- _Your objective_
Copy out the rows below, from the row containing "question-stem xyxy=(140,343,680,361)" through the row containing "question-3 xyxy=(140,289,680,325)", with both of those rows included.

- _Extracted entries_

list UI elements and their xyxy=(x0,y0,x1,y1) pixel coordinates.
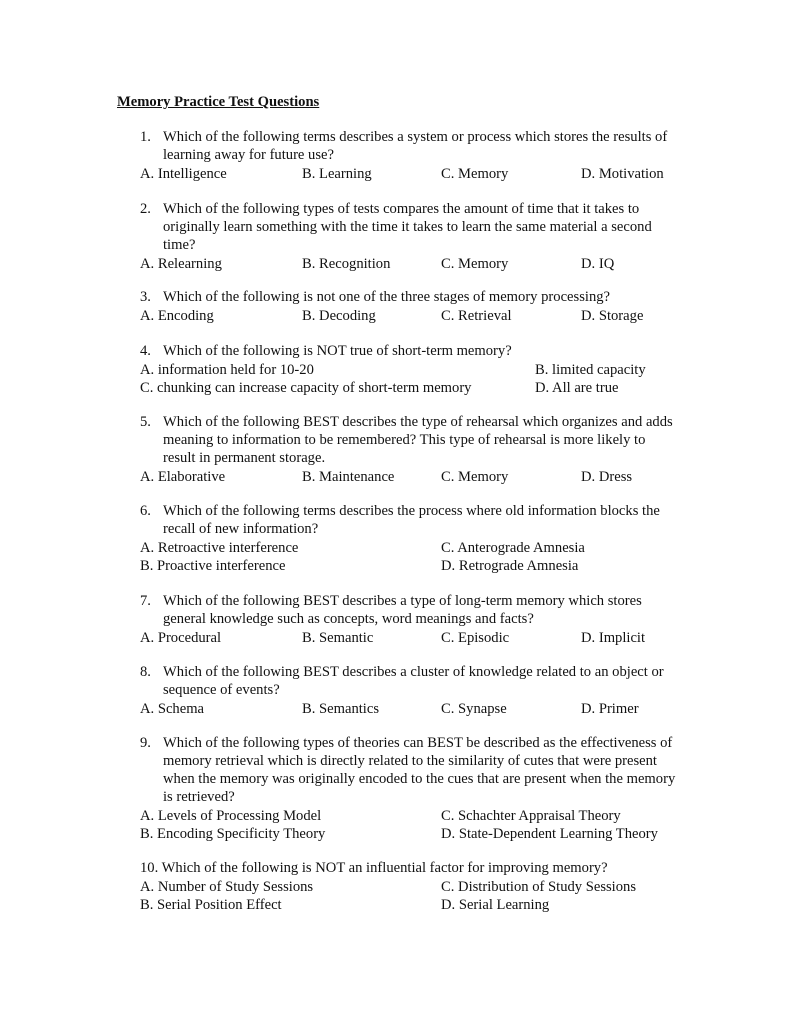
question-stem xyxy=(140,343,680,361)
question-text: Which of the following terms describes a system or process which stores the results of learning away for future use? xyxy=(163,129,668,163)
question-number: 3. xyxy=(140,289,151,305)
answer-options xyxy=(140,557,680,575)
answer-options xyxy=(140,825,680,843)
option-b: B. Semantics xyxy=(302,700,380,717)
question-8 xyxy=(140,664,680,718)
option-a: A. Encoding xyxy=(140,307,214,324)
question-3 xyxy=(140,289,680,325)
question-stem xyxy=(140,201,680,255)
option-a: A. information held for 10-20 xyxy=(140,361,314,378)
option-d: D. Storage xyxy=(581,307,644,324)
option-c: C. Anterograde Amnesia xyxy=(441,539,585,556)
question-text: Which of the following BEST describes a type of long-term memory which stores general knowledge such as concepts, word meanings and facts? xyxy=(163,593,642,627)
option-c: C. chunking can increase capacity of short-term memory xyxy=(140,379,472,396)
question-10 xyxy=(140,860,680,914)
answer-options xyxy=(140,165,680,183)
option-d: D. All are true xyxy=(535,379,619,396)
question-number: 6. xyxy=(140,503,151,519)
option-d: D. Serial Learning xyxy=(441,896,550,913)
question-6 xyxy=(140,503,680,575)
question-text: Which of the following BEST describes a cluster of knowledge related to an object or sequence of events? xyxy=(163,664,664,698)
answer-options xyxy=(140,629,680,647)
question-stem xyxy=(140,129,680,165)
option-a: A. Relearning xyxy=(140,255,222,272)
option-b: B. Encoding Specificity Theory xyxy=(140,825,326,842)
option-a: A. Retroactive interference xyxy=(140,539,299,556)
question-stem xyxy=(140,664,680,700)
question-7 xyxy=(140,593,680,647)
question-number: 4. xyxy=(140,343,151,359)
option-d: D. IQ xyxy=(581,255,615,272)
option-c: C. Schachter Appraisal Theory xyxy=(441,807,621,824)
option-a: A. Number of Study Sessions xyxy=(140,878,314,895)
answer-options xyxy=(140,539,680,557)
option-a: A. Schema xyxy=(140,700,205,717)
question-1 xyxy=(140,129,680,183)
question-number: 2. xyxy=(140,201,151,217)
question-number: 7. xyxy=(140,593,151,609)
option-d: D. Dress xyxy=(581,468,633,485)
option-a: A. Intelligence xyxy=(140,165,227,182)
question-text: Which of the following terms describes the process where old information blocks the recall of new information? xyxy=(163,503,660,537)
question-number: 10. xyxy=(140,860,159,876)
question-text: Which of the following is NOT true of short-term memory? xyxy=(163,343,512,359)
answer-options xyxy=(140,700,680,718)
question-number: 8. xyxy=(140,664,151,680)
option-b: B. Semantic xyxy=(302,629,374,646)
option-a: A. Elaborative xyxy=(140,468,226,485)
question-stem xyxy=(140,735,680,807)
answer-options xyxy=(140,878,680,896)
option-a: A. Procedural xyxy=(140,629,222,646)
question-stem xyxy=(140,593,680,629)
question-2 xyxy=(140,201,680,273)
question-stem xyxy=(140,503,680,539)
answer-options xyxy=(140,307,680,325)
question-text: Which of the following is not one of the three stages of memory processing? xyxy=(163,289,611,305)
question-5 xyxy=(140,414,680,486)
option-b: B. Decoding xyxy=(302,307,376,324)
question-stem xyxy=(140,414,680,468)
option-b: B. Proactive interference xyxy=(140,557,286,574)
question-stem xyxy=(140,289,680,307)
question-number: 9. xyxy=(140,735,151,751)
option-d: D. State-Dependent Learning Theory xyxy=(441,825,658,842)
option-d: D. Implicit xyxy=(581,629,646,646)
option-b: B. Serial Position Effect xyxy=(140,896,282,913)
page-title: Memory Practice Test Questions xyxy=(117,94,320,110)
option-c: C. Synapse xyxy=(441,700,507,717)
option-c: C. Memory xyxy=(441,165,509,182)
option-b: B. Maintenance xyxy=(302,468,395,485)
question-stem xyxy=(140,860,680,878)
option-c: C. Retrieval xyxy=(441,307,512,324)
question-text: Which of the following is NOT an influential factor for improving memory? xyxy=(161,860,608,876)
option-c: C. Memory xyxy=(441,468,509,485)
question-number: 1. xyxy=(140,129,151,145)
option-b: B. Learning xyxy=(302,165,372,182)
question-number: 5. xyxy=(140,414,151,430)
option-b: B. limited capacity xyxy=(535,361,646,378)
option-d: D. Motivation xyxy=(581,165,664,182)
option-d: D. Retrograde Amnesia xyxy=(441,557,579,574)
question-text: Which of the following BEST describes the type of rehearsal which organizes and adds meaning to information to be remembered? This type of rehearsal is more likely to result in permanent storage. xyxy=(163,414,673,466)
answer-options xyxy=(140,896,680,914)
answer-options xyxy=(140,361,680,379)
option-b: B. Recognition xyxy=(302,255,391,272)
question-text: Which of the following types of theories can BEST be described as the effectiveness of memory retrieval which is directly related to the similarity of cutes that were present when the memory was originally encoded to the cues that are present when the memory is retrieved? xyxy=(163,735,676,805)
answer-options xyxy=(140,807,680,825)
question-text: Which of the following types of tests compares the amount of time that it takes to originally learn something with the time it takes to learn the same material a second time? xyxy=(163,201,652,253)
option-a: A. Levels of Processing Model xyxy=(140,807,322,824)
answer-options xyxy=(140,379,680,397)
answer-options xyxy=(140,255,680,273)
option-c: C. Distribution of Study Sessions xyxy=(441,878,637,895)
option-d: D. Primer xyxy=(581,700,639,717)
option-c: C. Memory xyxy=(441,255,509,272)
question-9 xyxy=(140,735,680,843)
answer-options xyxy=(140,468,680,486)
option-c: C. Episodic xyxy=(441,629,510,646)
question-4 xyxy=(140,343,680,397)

==

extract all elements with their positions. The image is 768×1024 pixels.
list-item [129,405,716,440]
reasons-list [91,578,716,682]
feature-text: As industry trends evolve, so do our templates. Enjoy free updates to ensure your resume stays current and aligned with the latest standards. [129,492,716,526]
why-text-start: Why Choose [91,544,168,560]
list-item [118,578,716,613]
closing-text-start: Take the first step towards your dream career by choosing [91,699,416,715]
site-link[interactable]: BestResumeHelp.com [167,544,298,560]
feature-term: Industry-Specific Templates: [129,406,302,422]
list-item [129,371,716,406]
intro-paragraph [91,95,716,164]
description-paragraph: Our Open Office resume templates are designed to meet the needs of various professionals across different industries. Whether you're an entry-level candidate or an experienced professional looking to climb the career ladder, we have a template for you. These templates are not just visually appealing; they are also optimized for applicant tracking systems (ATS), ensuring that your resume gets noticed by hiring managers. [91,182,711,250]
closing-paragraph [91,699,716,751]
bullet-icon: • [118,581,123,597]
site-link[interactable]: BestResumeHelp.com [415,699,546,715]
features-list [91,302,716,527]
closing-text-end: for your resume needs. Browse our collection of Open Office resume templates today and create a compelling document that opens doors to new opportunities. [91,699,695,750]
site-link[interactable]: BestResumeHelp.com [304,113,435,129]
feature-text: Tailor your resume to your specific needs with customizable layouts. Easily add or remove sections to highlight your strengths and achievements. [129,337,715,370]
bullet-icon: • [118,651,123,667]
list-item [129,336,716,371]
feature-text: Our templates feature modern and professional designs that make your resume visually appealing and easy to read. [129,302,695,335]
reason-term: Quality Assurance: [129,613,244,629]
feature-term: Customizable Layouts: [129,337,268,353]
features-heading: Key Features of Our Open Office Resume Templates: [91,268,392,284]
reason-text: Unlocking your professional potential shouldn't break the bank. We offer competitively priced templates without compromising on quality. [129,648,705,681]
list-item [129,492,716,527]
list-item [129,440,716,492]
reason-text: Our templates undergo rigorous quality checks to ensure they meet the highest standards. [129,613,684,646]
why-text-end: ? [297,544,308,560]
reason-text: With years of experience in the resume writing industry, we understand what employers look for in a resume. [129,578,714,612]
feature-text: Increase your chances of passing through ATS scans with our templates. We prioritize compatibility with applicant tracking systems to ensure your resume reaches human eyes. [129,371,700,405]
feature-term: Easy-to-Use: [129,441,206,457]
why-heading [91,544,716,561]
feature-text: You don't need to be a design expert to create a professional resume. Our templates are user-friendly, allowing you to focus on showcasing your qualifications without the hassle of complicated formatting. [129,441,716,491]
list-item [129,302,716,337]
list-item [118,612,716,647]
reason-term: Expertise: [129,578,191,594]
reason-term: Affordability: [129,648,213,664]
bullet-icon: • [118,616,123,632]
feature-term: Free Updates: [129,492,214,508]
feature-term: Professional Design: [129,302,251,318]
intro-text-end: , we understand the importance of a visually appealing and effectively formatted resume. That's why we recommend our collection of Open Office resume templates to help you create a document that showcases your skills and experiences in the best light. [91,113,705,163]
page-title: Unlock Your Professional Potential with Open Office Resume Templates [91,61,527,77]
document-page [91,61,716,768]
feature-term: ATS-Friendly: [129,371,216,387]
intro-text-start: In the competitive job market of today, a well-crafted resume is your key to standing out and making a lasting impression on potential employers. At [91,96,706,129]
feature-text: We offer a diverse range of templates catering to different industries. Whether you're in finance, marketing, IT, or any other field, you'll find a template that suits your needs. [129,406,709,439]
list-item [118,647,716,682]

==

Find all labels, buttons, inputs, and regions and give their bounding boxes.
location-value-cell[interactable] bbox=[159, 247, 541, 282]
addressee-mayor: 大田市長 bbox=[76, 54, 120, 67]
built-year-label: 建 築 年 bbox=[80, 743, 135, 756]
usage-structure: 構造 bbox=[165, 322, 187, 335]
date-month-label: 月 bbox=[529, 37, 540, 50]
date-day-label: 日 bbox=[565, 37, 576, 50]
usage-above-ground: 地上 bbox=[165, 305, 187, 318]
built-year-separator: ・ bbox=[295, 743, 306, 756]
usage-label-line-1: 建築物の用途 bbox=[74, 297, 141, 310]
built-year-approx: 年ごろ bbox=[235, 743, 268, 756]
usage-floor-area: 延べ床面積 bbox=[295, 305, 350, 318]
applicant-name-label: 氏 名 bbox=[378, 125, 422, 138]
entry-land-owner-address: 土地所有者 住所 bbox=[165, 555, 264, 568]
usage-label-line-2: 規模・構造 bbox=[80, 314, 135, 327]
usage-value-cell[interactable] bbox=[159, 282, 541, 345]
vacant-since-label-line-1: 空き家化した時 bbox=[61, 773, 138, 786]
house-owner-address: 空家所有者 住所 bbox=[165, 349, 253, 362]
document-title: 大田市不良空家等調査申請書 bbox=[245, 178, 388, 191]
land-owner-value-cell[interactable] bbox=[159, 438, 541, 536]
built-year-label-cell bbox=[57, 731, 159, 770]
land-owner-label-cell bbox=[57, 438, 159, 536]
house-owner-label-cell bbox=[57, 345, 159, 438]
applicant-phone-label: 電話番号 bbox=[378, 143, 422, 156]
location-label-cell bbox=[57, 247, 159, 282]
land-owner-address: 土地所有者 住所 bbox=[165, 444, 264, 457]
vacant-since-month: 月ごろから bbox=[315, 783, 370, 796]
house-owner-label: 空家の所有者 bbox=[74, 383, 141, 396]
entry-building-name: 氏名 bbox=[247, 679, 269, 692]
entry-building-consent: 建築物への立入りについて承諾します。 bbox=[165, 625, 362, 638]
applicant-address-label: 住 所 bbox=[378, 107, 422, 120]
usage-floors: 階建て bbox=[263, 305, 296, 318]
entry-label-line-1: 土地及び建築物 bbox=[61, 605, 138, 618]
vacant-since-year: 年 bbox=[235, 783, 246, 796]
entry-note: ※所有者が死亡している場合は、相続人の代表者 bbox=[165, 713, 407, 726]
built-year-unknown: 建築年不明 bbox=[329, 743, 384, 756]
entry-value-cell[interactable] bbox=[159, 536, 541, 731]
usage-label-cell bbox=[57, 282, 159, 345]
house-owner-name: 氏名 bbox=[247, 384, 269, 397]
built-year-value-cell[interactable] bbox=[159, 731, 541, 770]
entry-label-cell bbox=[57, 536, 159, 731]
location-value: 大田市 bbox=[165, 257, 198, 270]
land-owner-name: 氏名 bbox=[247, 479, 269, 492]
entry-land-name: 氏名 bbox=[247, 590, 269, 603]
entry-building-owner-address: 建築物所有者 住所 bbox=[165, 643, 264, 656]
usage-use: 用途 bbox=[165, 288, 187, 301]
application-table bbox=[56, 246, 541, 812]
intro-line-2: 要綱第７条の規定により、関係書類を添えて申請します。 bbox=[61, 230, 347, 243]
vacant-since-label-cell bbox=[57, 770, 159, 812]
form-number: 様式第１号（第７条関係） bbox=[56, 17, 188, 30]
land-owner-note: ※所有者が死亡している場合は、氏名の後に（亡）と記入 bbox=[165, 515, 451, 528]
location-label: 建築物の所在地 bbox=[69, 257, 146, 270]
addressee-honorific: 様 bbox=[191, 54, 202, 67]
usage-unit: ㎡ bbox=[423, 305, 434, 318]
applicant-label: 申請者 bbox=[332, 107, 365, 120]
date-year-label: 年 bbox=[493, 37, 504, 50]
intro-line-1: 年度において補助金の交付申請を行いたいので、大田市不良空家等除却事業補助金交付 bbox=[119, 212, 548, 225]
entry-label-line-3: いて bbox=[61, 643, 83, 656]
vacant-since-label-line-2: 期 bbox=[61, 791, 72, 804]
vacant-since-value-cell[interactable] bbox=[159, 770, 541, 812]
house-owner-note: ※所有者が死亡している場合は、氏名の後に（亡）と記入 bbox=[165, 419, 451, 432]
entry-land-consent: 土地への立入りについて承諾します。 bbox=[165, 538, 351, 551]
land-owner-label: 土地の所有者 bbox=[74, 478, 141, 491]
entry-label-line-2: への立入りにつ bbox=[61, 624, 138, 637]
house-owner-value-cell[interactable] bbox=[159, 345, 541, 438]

- _Output for this exercise_
question-stem xyxy=(140,343,680,361)
question-text: Which of the following terms describes a system or process which stores the results of learning away for future use? xyxy=(163,129,668,163)
question-number: 3. xyxy=(140,289,151,305)
answer-options xyxy=(140,557,680,575)
answer-options xyxy=(140,825,680,843)
option-b: B. Semantics xyxy=(302,700,380,717)
question-8 xyxy=(140,664,680,718)
option-a: A. Encoding xyxy=(140,307,214,324)
question-3 xyxy=(140,289,680,325)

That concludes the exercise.